Given instruction
Collect the lines of the entries where "金秋十月" shows up.

Dataset records
>> START

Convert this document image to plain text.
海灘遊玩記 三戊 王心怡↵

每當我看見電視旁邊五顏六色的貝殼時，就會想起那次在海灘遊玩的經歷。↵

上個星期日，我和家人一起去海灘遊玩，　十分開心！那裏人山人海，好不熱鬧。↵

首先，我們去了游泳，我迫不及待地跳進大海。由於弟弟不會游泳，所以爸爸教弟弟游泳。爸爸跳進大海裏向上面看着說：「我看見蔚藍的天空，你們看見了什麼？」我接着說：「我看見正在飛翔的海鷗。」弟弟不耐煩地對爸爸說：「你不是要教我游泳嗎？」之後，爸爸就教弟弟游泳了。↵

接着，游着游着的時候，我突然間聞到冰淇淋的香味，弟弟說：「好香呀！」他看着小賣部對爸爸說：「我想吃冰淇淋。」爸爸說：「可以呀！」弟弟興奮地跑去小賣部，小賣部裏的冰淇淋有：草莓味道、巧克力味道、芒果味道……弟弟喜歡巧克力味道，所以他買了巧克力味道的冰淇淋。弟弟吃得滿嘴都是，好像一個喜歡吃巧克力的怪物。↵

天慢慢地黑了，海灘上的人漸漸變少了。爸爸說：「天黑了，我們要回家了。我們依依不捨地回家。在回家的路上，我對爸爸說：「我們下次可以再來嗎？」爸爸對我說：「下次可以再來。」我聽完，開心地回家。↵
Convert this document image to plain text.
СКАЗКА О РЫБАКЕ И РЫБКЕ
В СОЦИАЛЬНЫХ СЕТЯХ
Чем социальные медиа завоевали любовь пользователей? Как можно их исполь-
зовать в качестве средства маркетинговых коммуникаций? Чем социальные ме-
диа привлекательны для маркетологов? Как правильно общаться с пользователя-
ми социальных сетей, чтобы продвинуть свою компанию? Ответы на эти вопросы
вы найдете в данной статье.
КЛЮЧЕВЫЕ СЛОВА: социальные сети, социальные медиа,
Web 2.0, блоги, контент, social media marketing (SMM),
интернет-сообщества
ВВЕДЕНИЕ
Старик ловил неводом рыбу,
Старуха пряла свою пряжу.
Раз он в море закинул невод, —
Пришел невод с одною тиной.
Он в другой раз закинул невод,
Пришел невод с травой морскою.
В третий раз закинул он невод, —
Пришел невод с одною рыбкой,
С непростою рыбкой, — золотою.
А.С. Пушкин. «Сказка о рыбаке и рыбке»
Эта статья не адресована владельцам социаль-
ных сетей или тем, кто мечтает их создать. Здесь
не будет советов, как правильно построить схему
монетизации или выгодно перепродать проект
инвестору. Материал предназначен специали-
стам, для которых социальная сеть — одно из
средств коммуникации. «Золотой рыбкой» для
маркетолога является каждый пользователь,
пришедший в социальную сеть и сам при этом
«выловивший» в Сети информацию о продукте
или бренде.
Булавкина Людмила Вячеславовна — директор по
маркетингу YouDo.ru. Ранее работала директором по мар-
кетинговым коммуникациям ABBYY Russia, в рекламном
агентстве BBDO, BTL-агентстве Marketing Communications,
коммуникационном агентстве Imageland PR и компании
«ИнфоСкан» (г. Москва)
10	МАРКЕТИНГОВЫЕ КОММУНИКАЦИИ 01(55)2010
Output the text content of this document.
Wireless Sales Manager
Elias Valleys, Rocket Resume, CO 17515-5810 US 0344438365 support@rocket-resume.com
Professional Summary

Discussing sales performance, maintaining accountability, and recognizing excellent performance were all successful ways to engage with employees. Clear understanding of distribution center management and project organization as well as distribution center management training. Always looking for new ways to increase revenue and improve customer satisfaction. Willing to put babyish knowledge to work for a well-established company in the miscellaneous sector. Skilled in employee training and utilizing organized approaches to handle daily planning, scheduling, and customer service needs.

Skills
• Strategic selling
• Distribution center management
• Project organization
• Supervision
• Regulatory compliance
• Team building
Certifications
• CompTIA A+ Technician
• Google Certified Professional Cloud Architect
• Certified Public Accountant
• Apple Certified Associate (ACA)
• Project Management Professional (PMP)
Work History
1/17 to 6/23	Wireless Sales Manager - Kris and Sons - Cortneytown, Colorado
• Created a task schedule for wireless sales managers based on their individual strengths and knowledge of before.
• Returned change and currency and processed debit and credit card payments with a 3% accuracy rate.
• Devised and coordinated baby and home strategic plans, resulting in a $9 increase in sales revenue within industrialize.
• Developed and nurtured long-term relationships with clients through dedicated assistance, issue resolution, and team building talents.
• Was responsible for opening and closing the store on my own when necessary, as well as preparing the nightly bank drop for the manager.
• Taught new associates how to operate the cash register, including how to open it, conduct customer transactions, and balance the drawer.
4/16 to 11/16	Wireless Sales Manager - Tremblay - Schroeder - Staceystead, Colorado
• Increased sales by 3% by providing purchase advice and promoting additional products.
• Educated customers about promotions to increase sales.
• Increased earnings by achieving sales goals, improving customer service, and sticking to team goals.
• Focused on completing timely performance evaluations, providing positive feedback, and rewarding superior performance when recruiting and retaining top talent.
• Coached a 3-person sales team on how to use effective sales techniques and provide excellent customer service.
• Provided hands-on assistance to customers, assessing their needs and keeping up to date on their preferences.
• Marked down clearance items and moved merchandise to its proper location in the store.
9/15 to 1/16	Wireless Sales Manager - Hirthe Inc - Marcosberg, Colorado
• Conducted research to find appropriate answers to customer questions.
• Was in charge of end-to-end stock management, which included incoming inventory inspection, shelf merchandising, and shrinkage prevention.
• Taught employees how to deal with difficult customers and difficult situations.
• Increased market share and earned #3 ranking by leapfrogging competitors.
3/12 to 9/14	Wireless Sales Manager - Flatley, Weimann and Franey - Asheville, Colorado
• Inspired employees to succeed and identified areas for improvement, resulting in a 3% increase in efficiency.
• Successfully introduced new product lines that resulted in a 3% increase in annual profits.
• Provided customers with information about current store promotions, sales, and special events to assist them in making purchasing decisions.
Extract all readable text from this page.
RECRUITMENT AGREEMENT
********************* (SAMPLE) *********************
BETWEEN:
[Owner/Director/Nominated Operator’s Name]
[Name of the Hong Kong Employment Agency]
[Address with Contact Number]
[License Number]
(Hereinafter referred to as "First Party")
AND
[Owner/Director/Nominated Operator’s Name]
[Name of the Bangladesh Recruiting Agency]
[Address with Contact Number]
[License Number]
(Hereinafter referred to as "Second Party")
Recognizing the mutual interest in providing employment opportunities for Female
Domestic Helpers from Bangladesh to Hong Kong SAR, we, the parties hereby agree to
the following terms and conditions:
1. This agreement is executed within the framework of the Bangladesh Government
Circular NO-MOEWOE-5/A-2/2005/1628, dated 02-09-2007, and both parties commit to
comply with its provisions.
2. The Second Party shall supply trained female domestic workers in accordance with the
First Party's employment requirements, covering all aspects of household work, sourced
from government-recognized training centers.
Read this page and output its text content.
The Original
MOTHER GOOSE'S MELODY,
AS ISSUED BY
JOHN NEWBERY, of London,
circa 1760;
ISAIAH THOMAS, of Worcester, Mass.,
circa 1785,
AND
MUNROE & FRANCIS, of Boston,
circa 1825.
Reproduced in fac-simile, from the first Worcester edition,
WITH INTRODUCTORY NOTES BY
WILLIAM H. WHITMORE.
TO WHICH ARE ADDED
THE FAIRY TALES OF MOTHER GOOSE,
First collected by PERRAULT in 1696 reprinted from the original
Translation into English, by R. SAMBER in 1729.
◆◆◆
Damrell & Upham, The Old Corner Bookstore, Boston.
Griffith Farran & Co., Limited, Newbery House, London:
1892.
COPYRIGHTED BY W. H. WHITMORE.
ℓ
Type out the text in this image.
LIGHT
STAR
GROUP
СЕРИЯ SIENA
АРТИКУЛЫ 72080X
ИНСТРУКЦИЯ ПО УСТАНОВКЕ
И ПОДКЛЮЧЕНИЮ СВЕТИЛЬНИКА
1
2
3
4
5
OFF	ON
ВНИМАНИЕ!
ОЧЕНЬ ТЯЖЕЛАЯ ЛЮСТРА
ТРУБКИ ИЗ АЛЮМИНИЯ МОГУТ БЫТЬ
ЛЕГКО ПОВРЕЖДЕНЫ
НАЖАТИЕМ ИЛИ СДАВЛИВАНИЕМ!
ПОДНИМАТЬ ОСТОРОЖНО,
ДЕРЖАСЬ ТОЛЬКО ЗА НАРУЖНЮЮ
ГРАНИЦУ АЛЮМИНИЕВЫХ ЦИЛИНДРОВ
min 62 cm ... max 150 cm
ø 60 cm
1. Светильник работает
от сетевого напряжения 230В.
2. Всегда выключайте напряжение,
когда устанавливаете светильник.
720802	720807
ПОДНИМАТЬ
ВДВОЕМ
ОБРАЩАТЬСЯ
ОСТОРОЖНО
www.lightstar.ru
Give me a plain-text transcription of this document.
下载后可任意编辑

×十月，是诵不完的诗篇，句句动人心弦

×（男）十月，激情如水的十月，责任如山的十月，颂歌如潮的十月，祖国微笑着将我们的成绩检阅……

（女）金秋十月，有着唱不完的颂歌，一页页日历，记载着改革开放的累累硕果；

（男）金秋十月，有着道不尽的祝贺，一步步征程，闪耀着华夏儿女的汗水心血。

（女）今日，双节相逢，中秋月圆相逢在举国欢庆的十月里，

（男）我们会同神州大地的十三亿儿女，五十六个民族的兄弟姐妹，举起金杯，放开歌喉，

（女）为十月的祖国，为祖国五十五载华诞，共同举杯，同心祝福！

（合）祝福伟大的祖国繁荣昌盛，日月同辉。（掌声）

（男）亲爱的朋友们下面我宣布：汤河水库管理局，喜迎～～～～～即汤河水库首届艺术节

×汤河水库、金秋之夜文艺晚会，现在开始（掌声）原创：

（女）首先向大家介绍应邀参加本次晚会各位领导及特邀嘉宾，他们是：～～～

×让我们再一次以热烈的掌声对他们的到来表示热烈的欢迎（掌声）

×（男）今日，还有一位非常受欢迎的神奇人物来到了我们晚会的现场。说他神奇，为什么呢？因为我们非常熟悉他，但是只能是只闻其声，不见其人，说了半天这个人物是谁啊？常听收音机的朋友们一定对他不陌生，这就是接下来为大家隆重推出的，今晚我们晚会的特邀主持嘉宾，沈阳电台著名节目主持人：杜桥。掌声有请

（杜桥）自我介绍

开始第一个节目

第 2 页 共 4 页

>> END

In response
（女）金秋十月，有着唱不完的颂歌，一页页日历，记载着改革开放的累累硕果；
（男）金秋十月，有着道不尽的祝贺，一步步征程，闪耀着华夏儿女的汗水心血。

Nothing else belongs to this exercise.